● **WHAT IS BEING ASKED**
Filter the records below for the word "está". Copy each line that holds it.

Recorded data
((

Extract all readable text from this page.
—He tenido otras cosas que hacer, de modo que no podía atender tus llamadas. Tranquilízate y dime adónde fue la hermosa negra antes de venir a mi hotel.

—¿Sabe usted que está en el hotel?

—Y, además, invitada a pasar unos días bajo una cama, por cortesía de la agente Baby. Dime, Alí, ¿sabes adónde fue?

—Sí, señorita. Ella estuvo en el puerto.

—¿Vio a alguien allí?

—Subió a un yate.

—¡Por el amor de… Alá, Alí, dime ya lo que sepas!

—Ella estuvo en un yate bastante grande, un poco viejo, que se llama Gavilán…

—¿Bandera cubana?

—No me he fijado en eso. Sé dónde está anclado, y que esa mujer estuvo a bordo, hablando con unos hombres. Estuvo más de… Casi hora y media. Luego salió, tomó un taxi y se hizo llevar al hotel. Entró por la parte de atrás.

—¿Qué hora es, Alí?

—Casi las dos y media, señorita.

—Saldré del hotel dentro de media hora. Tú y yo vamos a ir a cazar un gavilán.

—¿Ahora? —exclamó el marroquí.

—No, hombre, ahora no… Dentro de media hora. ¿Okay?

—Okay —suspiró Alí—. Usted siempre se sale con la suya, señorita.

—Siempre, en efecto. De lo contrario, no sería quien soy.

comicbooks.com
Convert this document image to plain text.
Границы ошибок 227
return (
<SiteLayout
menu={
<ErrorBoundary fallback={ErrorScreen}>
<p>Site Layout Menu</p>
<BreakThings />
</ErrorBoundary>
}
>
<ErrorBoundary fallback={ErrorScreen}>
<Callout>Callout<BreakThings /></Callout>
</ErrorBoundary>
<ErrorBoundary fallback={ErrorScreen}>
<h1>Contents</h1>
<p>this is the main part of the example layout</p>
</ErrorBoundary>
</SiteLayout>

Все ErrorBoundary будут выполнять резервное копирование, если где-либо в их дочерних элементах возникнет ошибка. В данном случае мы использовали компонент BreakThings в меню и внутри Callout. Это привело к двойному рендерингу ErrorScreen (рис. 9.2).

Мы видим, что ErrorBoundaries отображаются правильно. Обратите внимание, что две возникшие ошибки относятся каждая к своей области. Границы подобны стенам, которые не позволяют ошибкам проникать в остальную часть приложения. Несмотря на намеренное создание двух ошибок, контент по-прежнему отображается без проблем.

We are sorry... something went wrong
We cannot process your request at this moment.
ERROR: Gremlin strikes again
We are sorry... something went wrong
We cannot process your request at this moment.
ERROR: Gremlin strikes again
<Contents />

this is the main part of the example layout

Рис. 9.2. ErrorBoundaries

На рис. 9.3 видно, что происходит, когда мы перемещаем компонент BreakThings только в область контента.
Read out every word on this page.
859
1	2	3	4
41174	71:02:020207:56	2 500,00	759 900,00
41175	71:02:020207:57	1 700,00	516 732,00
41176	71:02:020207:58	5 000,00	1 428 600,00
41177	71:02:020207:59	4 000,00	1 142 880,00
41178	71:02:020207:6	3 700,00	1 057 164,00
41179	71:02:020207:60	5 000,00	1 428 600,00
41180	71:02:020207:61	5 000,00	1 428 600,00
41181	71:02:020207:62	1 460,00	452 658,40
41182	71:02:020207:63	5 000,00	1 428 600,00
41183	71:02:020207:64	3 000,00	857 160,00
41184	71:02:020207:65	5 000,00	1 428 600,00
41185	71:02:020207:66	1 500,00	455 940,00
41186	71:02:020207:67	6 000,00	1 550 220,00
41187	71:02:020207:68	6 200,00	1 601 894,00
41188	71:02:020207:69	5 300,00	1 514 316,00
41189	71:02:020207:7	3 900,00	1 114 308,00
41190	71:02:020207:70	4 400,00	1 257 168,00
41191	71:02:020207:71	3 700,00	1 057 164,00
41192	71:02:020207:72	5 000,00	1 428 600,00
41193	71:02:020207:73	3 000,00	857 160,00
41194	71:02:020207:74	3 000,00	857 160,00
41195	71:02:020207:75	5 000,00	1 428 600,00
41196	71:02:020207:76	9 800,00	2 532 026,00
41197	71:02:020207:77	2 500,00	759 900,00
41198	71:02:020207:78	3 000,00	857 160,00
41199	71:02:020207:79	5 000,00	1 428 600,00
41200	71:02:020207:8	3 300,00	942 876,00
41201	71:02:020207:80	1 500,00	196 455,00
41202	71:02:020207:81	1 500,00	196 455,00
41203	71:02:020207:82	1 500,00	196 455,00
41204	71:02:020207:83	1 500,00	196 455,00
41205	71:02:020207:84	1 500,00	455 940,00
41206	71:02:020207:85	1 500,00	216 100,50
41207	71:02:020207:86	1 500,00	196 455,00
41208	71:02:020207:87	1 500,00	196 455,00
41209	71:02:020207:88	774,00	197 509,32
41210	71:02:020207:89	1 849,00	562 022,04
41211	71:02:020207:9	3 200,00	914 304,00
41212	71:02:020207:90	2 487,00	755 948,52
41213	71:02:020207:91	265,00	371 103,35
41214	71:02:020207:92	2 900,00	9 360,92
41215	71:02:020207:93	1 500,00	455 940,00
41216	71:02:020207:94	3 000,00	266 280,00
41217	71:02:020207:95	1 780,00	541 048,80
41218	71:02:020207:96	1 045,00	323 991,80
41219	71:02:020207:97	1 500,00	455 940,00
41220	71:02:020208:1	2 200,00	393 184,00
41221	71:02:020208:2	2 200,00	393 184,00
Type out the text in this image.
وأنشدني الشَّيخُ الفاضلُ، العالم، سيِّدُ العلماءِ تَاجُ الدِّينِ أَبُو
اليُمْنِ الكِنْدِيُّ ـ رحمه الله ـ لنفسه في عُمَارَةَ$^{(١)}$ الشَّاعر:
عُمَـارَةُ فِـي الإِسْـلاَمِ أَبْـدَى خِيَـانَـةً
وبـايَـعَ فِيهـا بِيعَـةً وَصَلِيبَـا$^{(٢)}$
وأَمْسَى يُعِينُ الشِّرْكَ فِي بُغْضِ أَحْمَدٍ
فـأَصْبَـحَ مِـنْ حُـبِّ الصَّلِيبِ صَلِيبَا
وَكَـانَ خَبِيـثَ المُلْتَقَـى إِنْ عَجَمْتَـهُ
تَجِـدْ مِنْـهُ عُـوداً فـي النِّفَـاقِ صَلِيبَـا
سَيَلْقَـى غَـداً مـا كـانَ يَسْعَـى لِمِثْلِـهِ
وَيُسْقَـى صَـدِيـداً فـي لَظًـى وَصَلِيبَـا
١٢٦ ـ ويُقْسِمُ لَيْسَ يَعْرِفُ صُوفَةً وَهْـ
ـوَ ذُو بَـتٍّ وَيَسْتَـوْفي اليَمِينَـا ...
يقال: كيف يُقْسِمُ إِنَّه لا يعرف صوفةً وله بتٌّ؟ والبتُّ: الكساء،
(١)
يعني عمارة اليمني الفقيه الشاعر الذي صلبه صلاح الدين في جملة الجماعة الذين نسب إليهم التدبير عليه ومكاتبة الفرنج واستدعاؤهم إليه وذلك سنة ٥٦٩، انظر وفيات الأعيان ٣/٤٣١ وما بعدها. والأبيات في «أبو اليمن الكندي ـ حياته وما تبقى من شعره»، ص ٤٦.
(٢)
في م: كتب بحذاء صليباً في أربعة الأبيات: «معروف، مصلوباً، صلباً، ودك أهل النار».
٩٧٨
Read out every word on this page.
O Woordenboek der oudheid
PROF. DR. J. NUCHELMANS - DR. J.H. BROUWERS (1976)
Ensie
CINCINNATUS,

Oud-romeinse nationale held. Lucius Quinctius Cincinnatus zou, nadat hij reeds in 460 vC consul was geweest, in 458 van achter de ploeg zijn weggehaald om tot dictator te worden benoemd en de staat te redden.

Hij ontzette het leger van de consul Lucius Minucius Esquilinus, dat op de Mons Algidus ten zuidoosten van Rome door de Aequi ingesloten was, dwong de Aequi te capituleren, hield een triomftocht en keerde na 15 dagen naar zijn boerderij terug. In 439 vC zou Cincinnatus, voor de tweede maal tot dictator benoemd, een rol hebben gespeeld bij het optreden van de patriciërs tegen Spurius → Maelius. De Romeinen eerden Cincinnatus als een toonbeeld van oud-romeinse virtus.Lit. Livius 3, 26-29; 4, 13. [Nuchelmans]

))

● **OUTPUT OF THE EXERCISE**
—¿Sabe usted que está en el hotel?
—No me he fijado en eso. Sé dónde está anclado, y que esa mujer estuvo a bordo, hablando con unos hombres. Estuvo más de… Casi hora y media. Luego salió, tomó un taxi y se hizo llevar al hotel. Entró por la parte de atrás.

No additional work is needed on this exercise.